_PASSAGE PROVIDED_
On Mon, Jul 25, 2011 at 4:45 PM, Linda Walsh <[email protected]> wrote:
>
>
> Linda Walsh wrote:
>>
>> Bob Proulx wrote:
>>> Yes, but it is a fork(2) of the parent shell and all of the variables
>>> from the parent are copied along with the fork into the child process
>>> and that includes non-exported variables. Normally you would expect
>>> that a subprocess wouldn't have access to parent shell variables
>>> unless they were exported. But with a subshell a copy of all
>>> variables are available.
>>>
>>> Bob
>> --
>> Not really.
>> It only seems that way because within () any "$xxxx" is usually
>> expanded BEFORE the () starts from the parent....

Element placement data
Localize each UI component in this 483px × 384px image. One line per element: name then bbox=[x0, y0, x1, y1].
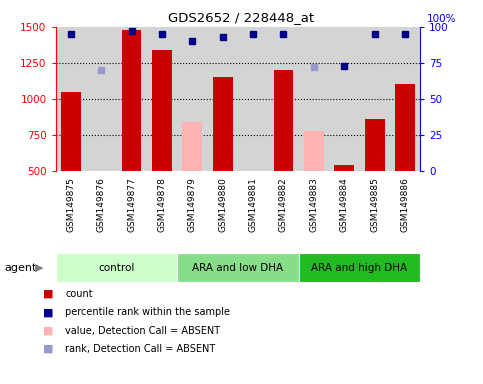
Bar bbox=[365, 119, 384, 171]
Text: count: count bbox=[65, 289, 93, 299]
Text: GSM149885: GSM149885 bbox=[370, 177, 379, 232]
Text: ■: ■ bbox=[43, 307, 54, 317]
Text: value, Detection Call = ABSENT: value, Detection Call = ABSENT bbox=[65, 326, 220, 336]
Text: percentile rank within the sample: percentile rank within the sample bbox=[65, 307, 230, 317]
Bar bbox=[213, 77, 232, 171]
Bar bbox=[56, 253, 177, 282]
Text: GSM149882: GSM149882 bbox=[279, 177, 288, 232]
Text: GSM149884: GSM149884 bbox=[340, 177, 349, 232]
Bar bbox=[334, 165, 354, 171]
Text: agent: agent bbox=[5, 263, 37, 273]
Text: GSM149880: GSM149880 bbox=[218, 177, 227, 232]
Text: ARA and high DHA: ARA and high DHA bbox=[312, 263, 408, 273]
Text: GSM149879: GSM149879 bbox=[188, 177, 197, 232]
Bar bbox=[61, 92, 81, 171]
Text: GSM149878: GSM149878 bbox=[157, 177, 167, 232]
Text: ■: ■ bbox=[43, 289, 54, 299]
Text: ARA and low DHA: ARA and low DHA bbox=[192, 263, 284, 273]
Bar bbox=[304, 131, 324, 171]
Text: control: control bbox=[98, 263, 134, 273]
Text: ■: ■ bbox=[43, 326, 54, 336]
Text: GSM149886: GSM149886 bbox=[400, 177, 410, 232]
Text: ▶: ▶ bbox=[35, 263, 43, 273]
Bar bbox=[273, 70, 293, 171]
Text: ■: ■ bbox=[43, 344, 54, 354]
Text: GSM149875: GSM149875 bbox=[66, 177, 75, 232]
Text: GDS2652 / 228448_at: GDS2652 / 228448_at bbox=[169, 12, 314, 25]
Bar bbox=[122, 30, 142, 171]
Bar bbox=[298, 253, 420, 282]
Text: GSM149876: GSM149876 bbox=[97, 177, 106, 232]
Bar bbox=[152, 50, 172, 171]
Text: 100%: 100% bbox=[427, 14, 456, 24]
Bar bbox=[183, 122, 202, 171]
Bar bbox=[177, 253, 298, 282]
Text: GSM149883: GSM149883 bbox=[309, 177, 318, 232]
Text: GSM149877: GSM149877 bbox=[127, 177, 136, 232]
Text: rank, Detection Call = ABSENT: rank, Detection Call = ABSENT bbox=[65, 344, 215, 354]
Bar bbox=[395, 84, 415, 171]
Text: GSM149881: GSM149881 bbox=[249, 177, 257, 232]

_TASKS TO COMPLETE_
1. In the subshell email thread, what does Bob Proulx say a subshell is?
2. Carry on the subshell email thread from its last line.
None of the rows is needed for this.

_RESPONSES TO THE EXERCISE_
1. A fork(2) of the parent shell.

2.
>>
>> You can see this by
>> GLOBAL="hi there"
>> (echo $GLOBAL)
>> prints out "hi there" as expected, but if we hide
>> $GLOBAL so it isn't seen by parent:
>> (foo=GLOBAL; echo ${!foo})
>> prints ""
> ---
> I mistyped that but it brings me to an interesting
> conundrum:
>
> GLOBAL="hi there"
> {foo=GLOBAL echo ${!foo}; }
>
>> (foo=GLOBAL echo ${!foo} )
>
> But:
>> { foo=GLOBAL;echo ${!foo}; }
> hi there
>> (foo=GLOBAL; echo ${!foo})
> hi there
> ----
> Weird...
>
>
>
I'm assuming you meant:
GLOBAL="hi there"
{foo=$GLOBAL echo ${!foo}; }
You had a missing dollar sign.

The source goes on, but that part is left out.